§ WHAT YOU WILL DO
Please return the full listing below without altering anything.

═══ DATASET RECORDS

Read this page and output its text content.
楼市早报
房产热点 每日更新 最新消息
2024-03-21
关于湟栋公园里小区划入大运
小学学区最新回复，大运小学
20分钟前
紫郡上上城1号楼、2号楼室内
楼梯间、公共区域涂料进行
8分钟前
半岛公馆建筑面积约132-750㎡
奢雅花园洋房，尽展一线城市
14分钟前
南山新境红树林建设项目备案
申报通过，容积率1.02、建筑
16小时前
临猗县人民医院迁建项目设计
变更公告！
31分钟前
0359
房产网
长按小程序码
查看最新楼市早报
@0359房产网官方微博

══════

§ RIGHT ANSWER
Read this page and output its text content.
楼市早报
房产热点 每日更新 最新消息
2024-03-21
关于湟栋公园里小区划入大运
小学学区最新回复，大运小学
20分钟前
紫郡上上城1号楼、2号楼室内
楼梯间、公共区域涂料进行
8分钟前
半岛公馆建筑面积约132-750㎡
奢雅花园洋房，尽展一线城市
14分钟前
南山新境红树林建设项目备案
申报通过，容积率1.02、建筑
16小时前
临猗县人民医院迁建项目设计
变更公告！
31分钟前
0359
房产网
长按小程序码
查看最新楼市早报
@0359房产网官方微博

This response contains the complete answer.